### Given instruction
Look for "quam" in each line of the entries, and return the matching lines.

___ Data to process

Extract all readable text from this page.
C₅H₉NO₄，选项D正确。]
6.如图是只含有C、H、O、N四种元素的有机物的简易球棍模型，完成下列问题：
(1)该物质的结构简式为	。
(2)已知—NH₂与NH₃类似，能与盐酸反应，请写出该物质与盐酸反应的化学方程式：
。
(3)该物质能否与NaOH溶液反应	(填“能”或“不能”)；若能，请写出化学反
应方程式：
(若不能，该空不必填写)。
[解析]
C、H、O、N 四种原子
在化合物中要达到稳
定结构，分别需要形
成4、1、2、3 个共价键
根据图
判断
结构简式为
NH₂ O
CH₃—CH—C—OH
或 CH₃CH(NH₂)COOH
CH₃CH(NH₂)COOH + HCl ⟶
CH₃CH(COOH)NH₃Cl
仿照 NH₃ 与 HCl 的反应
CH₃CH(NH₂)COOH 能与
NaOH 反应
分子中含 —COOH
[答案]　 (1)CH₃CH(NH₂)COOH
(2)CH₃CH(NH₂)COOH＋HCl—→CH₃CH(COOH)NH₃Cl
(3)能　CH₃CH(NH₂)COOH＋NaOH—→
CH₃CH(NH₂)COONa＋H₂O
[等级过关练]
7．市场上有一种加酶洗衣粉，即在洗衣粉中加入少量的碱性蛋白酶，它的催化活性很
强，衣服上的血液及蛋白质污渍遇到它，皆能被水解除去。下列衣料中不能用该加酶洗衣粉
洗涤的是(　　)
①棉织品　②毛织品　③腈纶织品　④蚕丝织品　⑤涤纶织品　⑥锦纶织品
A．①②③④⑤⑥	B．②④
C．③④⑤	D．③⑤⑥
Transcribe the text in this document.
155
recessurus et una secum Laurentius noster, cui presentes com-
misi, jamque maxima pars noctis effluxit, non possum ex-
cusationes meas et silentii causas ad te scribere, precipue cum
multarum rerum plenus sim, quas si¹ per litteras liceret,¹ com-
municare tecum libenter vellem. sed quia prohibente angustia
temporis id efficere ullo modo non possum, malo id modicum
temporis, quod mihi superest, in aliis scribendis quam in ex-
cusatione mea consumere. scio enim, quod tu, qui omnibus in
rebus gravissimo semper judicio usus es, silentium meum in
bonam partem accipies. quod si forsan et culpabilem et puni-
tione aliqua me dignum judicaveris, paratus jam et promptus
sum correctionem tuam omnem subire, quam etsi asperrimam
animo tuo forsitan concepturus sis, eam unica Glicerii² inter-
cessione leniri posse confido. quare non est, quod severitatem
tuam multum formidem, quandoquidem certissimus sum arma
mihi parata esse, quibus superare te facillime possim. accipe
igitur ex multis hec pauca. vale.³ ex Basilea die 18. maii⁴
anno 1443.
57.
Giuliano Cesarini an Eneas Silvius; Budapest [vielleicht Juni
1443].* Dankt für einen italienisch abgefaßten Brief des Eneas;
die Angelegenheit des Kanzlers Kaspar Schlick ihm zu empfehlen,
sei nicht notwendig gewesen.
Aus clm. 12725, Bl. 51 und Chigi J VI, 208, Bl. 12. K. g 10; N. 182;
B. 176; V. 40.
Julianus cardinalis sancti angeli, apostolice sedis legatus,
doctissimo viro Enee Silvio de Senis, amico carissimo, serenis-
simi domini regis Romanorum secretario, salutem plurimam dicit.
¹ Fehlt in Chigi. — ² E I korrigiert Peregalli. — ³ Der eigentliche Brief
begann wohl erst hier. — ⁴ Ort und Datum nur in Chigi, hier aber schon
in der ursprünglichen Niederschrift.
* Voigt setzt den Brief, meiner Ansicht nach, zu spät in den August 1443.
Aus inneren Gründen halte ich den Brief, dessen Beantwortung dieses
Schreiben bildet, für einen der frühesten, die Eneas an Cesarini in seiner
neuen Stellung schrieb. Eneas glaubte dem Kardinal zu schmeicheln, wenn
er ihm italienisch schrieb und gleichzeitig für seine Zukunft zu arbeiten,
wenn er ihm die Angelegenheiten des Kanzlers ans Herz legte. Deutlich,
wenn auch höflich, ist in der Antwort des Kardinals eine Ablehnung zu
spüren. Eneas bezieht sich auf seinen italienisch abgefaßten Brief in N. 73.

______

### Result for this task
temporis, quod mihi superest, in aliis scribendis quam in ex-
sum correctionem tuam omnem subire, quam etsi asperrimam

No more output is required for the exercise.